··· Provided records ···

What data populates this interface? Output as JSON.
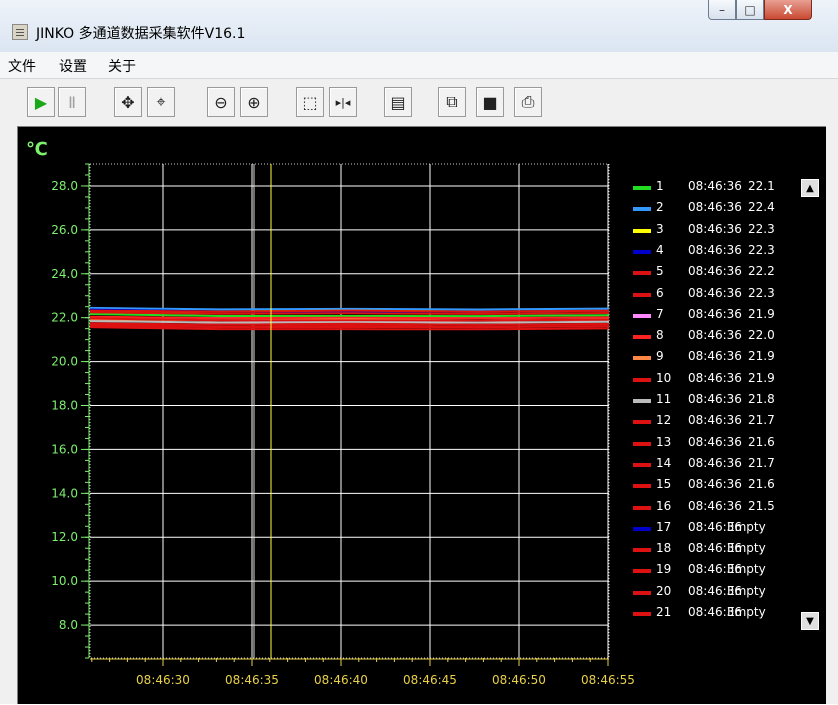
{
  "window": {
    "title": "JINKO 多通道数据采集软件V16.1",
    "buttons": {
      "minimize": "–",
      "maximize": "□",
      "close": "X"
    }
  },
  "menu": [
    "文件",
    "设置",
    "关于"
  ],
  "toolbar": [
    {
      "icon": "play-icon",
      "glyph": "▶",
      "enabled": true
    },
    {
      "icon": "pause-icon",
      "glyph": "Ⅱ",
      "enabled": false
    },
    {
      "icon": "move-icon",
      "glyph": "✥",
      "enabled": true
    },
    {
      "icon": "zoom-fit-icon",
      "glyph": "⌖",
      "enabled": true
    },
    {
      "icon": "zoom-out-icon",
      "glyph": "⊖",
      "enabled": true
    },
    {
      "icon": "zoom-in-icon",
      "glyph": "⊕",
      "enabled": true
    },
    {
      "icon": "select-rect-icon",
      "glyph": "⬚",
      "enabled": true
    },
    {
      "icon": "cursor-icon",
      "glyph": "▸|◂",
      "enabled": true
    },
    {
      "icon": "properties-icon",
      "glyph": "▤",
      "enabled": true
    },
    {
      "icon": "copy-icon",
      "glyph": "⧉",
      "enabled": true
    },
    {
      "icon": "save-icon",
      "glyph": "■",
      "enabled": true
    },
    {
      "icon": "print-icon",
      "glyph": "⎙",
      "enabled": true
    }
  ],
  "chart_data": {
    "type": "line",
    "ylabel": "℃",
    "ylim": [
      6.5,
      29
    ],
    "y_ticks": [
      "28.0",
      "26.0",
      "24.0",
      "22.0",
      "20.0",
      "18.0",
      "16.0",
      "14.0",
      "12.0",
      "10.0",
      "8.0"
    ],
    "x_ticks": [
      "08:46:30",
      "08:46:35",
      "08:46:40",
      "08:46:45",
      "08:46:50",
      "08:46:55"
    ],
    "cursor_time": "08:46:36",
    "grid": true,
    "colors": {
      "axis_text": "#7df06e",
      "x_tick_text": "#e8d04a",
      "grid": "#ffffff",
      "cursor": "#ffff40"
    },
    "series": [
      {
        "name": "1",
        "color": "#22dd22",
        "time": "08:46:36",
        "value": "22.1",
        "y": 22.1
      },
      {
        "name": "2",
        "color": "#3399ff",
        "time": "08:46:36",
        "value": "22.4",
        "y": 22.4
      },
      {
        "name": "3",
        "color": "#ffff00",
        "time": "08:46:36",
        "value": "22.3",
        "y": 22.3
      },
      {
        "name": "4",
        "color": "#0000cc",
        "time": "08:46:36",
        "value": "22.3",
        "y": 22.3
      },
      {
        "name": "5",
        "color": "#dd1111",
        "time": "08:46:36",
        "value": "22.2",
        "y": 22.2
      },
      {
        "name": "6",
        "color": "#dd1111",
        "time": "08:46:36",
        "value": "22.3",
        "y": 22.3
      },
      {
        "name": "7",
        "color": "#ff88ff",
        "time": "08:46:36",
        "value": "21.9",
        "y": 21.9
      },
      {
        "name": "8",
        "color": "#ff2222",
        "time": "08:46:36",
        "value": "22.0",
        "y": 22.0
      },
      {
        "name": "9",
        "color": "#ff8844",
        "time": "08:46:36",
        "value": "21.9",
        "y": 21.9
      },
      {
        "name": "10",
        "color": "#dd1111",
        "time": "08:46:36",
        "value": "21.9",
        "y": 21.9
      },
      {
        "name": "11",
        "color": "#bbbbbb",
        "time": "08:46:36",
        "value": "21.8",
        "y": 21.8
      },
      {
        "name": "12",
        "color": "#dd1111",
        "time": "08:46:36",
        "value": "21.7",
        "y": 21.7
      },
      {
        "name": "13",
        "color": "#dd1111",
        "time": "08:46:36",
        "value": "21.6",
        "y": 21.6
      },
      {
        "name": "14",
        "color": "#dd1111",
        "time": "08:46:36",
        "value": "21.7",
        "y": 21.7
      },
      {
        "name": "15",
        "color": "#dd1111",
        "time": "08:46:36",
        "value": "21.6",
        "y": 21.6
      },
      {
        "name": "16",
        "color": "#dd1111",
        "time": "08:46:36",
        "value": "21.5",
        "y": 21.5
      },
      {
        "name": "17",
        "color": "#0000cc",
        "time": "08:46:36",
        "value": "Empty",
        "y": null
      },
      {
        "name": "18",
        "color": "#dd1111",
        "time": "08:46:36",
        "value": "Empty",
        "y": null
      },
      {
        "name": "19",
        "color": "#dd1111",
        "time": "08:46:36",
        "value": "Empty",
        "y": null
      },
      {
        "name": "20",
        "color": "#dd1111",
        "time": "08:46:36",
        "value": "Empty",
        "y": null
      },
      {
        "name": "21",
        "color": "#dd1111",
        "time": "08:46:36",
        "value": "Empty",
        "y": null
      }
    ]
  }
}
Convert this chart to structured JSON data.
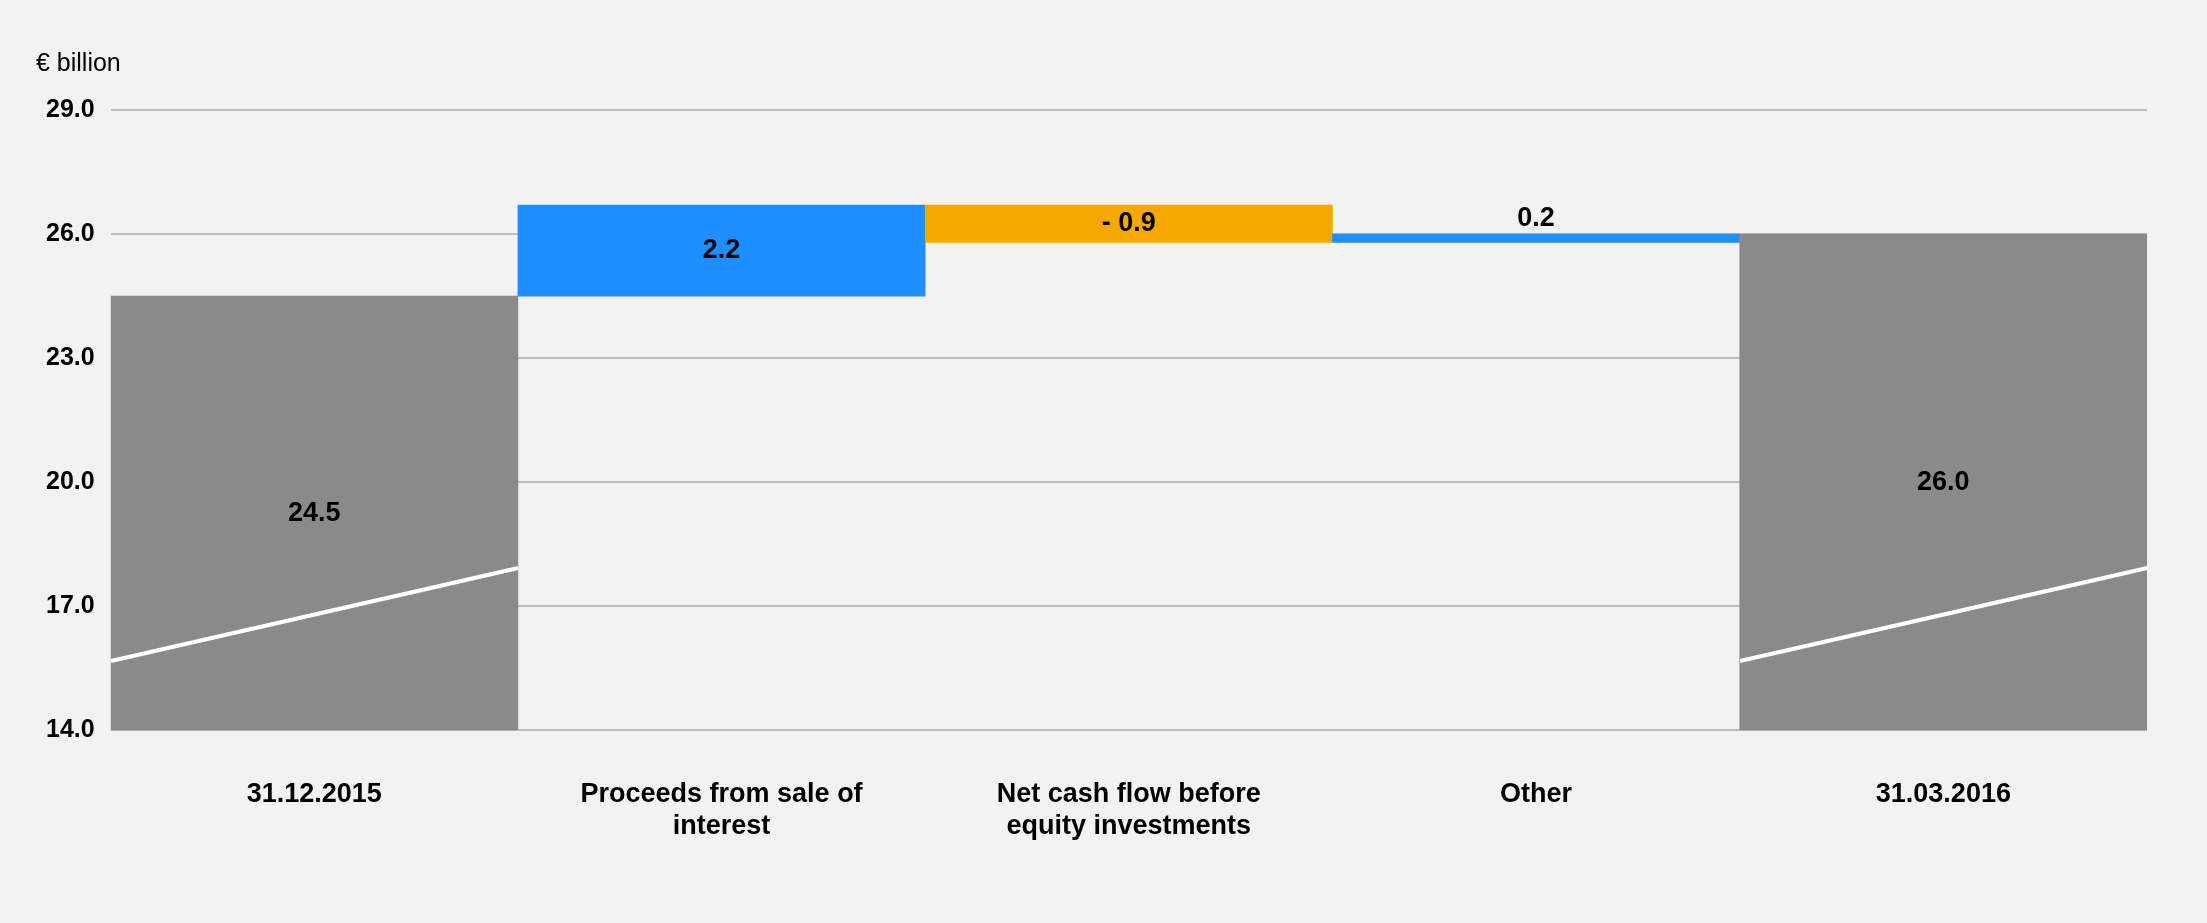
{
  "chart_data": {
    "type": "bar",
    "ylabel": "€ billion",
    "categories": [
      "31.12.2015",
      "Proceeds from sale of interest",
      "Net cash flow before equity investments",
      "Other",
      "31.03.2016"
    ],
    "values": [
      24.5,
      2.2,
      -0.9,
      0.2,
      26.0
    ],
    "base": [
      null,
      24.5,
      26.7,
      25.8,
      null
    ],
    "colors": [
      "#8a8a8a",
      "#1e8fff",
      "#f7a800",
      "#1e8fff",
      "#8a8a8a"
    ],
    "value_labels": [
      "24.5",
      "2.2",
      "- 0.9",
      "0.2",
      "26.0"
    ],
    "ylim": [
      14,
      29
    ],
    "yticks": [
      {
        "value": 14,
        "label": "14.0"
      },
      {
        "value": 17,
        "label": "17.0"
      },
      {
        "value": 20,
        "label": "20.0"
      },
      {
        "value": 23,
        "label": "23.0"
      },
      {
        "value": 26,
        "label": "26.0"
      },
      {
        "value": 29,
        "label": "29.0"
      }
    ],
    "grid": "y",
    "legend": false
  }
}
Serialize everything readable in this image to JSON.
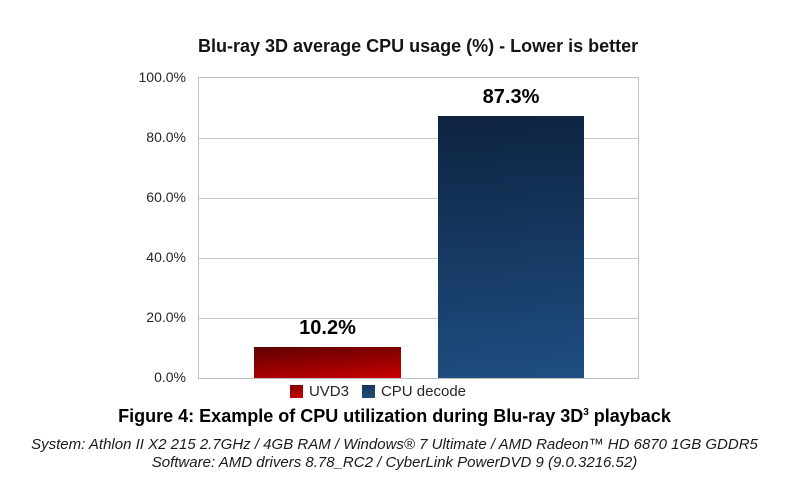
{
  "chart_data": {
    "type": "bar",
    "title": "Blu-ray 3D average CPU usage (%) - Lower is better",
    "categories": [
      "UVD3",
      "CPU decode"
    ],
    "values": [
      10.2,
      87.3
    ],
    "value_labels": [
      "10.2%",
      "87.3%"
    ],
    "ylabel": "",
    "xlabel": "",
    "ylim": [
      0,
      100
    ],
    "grid": "horizontal major gridlines every 20%",
    "legend_position": "bottom-center",
    "yticks": [
      {
        "value": 0,
        "label": "0.0%"
      },
      {
        "value": 20,
        "label": "20.0%"
      },
      {
        "value": 40,
        "label": "40.0%"
      },
      {
        "value": 60,
        "label": "60.0%"
      },
      {
        "value": 80,
        "label": "80.0%"
      },
      {
        "value": 100,
        "label": "100.0%"
      }
    ],
    "bars": [
      {
        "name": "UVD3",
        "value": 10.2,
        "data_label": "10.2%",
        "legend_color": "#c00000",
        "gradient_top": "#5e0101",
        "gradient_bottom": "#c90000"
      },
      {
        "name": "CPU decode",
        "value": 87.3,
        "data_label": "87.3%",
        "legend_color": "#1f4e79",
        "gradient_top": "#0d2340",
        "gradient_bottom": "#1e4e82"
      }
    ],
    "plot_border_color": "#bfbfbf",
    "gridline_color": "#c9c9c9"
  },
  "caption": {
    "prefix": "Figure 4: Example of CPU utilization during Blu-ray 3D",
    "superscript": "3",
    "suffix": " playback"
  },
  "footer": {
    "system_line": "System: Athlon II X2 215 2.7GHz / 4GB RAM / Windows® 7 Ultimate / AMD Radeon™ HD 6870 1GB GDDR5",
    "software_line": "Software: AMD drivers 8.78_RC2 / CyberLink PowerDVD 9 (9.0.3216.52)"
  }
}
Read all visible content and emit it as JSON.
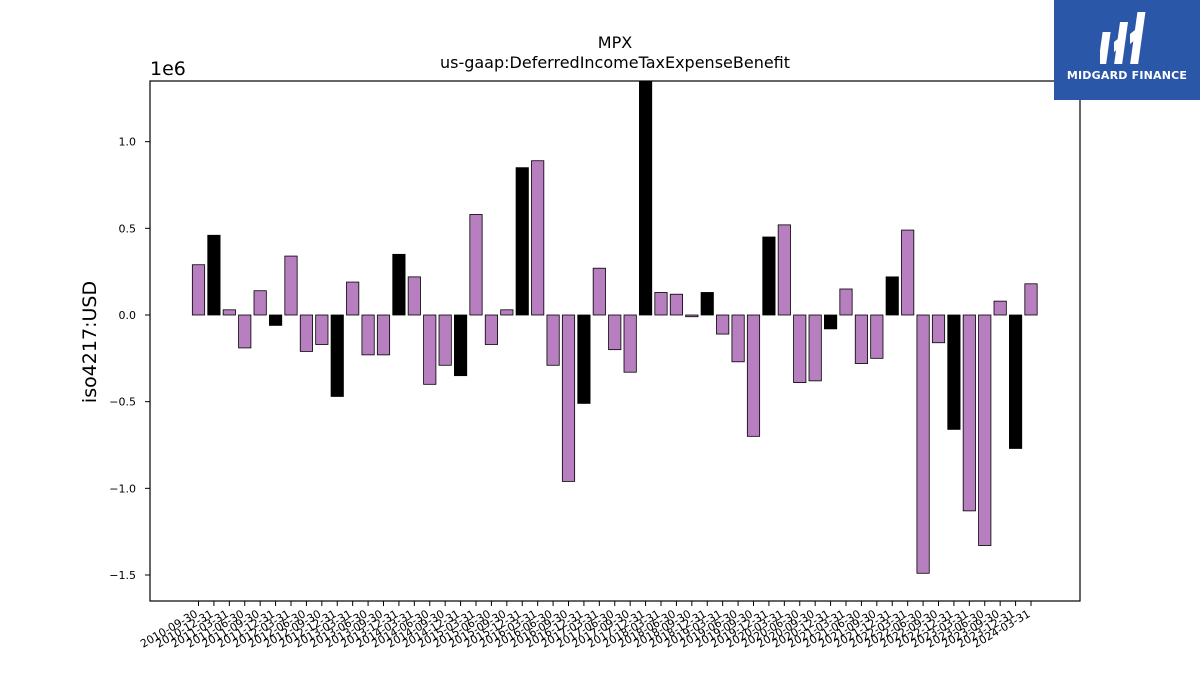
{
  "brand": {
    "name": "MIDGARD FINANCE",
    "bg_color": "#2b57a8",
    "icon": "midgard-logo-icon"
  },
  "chart_data": {
    "type": "bar",
    "title": "MPX",
    "subtitle": "us-gaap:DeferredIncomeTaxExpenseBenefit",
    "xlabel": "",
    "ylabel": "iso4217:USD",
    "offset_label": "1e6",
    "ylim": [
      -1.65,
      1.35
    ],
    "yticks": [
      -1.5,
      -1.0,
      -0.5,
      0.0,
      0.5,
      1.0
    ],
    "ytick_labels": [
      "−1.5",
      "−1.0",
      "−0.5",
      "0.0",
      "0.5",
      "1.0"
    ],
    "grid": false,
    "colors": {
      "positive_default": "#b77fbf",
      "highlight": "#000000",
      "edge": "#000000"
    },
    "categories": [
      "2010-09-30",
      "2010-12-31",
      "2011-03-31",
      "2011-06-30",
      "2011-09-30",
      "2011-12-31",
      "2012-03-31",
      "2012-06-30",
      "2012-09-30",
      "2012-12-31",
      "2013-03-31",
      "2013-06-30",
      "2013-09-30",
      "2013-12-31",
      "2014-03-31",
      "2014-06-30",
      "2014-09-30",
      "2014-12-31",
      "2015-03-31",
      "2015-06-30",
      "2015-09-30",
      "2015-12-31",
      "2016-03-31",
      "2016-06-30",
      "2016-09-30",
      "2016-12-31",
      "2017-03-31",
      "2017-06-30",
      "2017-09-30",
      "2017-12-31",
      "2018-03-31",
      "2018-06-30",
      "2018-09-30",
      "2018-12-31",
      "2019-03-31",
      "2019-06-30",
      "2019-09-30",
      "2019-12-31",
      "2020-03-31",
      "2020-06-30",
      "2020-09-30",
      "2020-12-31",
      "2021-03-31",
      "2021-06-30",
      "2021-09-30",
      "2021-12-31",
      "2022-03-31",
      "2022-06-30",
      "2022-09-30",
      "2022-12-31",
      "2023-03-31",
      "2023-06-30",
      "2023-09-30",
      "2023-12-31",
      "2024-03-31"
    ],
    "values": [
      0.29,
      0.46,
      0.03,
      -0.19,
      0.14,
      -0.06,
      0.34,
      -0.21,
      -0.17,
      -0.47,
      0.19,
      -0.23,
      -0.23,
      0.35,
      0.22,
      -0.4,
      -0.29,
      -0.35,
      0.58,
      -0.17,
      0.03,
      0.85,
      0.89,
      -0.29,
      -0.96,
      -0.51,
      0.27,
      -0.2,
      -0.33,
      1.4,
      0.13,
      0.12,
      -0.01,
      0.13,
      -0.11,
      -0.27,
      -0.7,
      0.45,
      0.52,
      -0.39,
      -0.38,
      -0.08,
      0.15,
      -0.28,
      -0.25,
      0.22,
      0.49,
      -1.49,
      -0.16,
      -0.66,
      -1.13,
      -1.33,
      0.08,
      -0.77,
      0.18
    ],
    "highlight": [
      false,
      true,
      false,
      false,
      false,
      true,
      false,
      false,
      false,
      true,
      false,
      false,
      false,
      true,
      false,
      false,
      false,
      true,
      false,
      false,
      false,
      true,
      false,
      false,
      false,
      true,
      false,
      false,
      false,
      true,
      false,
      false,
      false,
      true,
      false,
      false,
      false,
      true,
      false,
      false,
      false,
      true,
      false,
      false,
      false,
      true,
      false,
      false,
      false,
      true,
      false,
      false,
      false,
      true,
      false
    ]
  }
}
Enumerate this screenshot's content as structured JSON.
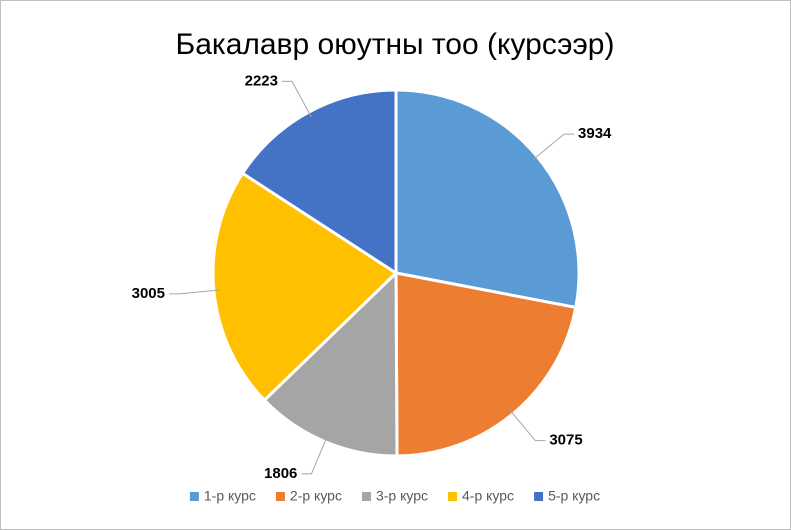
{
  "chart_data": {
    "type": "pie",
    "title": "Бакалавр оюутны тоо (курсээр)",
    "categories": [
      "1-р курс",
      "2-р курс",
      "3-р курс",
      "4-р курс",
      "5-р курс"
    ],
    "values": [
      3934,
      3075,
      1806,
      3005,
      2223
    ],
    "colors": [
      "#5b9bd5",
      "#ed7d31",
      "#a5a5a5",
      "#ffc000",
      "#4472c4"
    ],
    "legend": "bottom"
  }
}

···

*What to work on:*
Report the number of lines in the listing above that include the word "JSON", and nothing else.

*Response to this exercise:*
5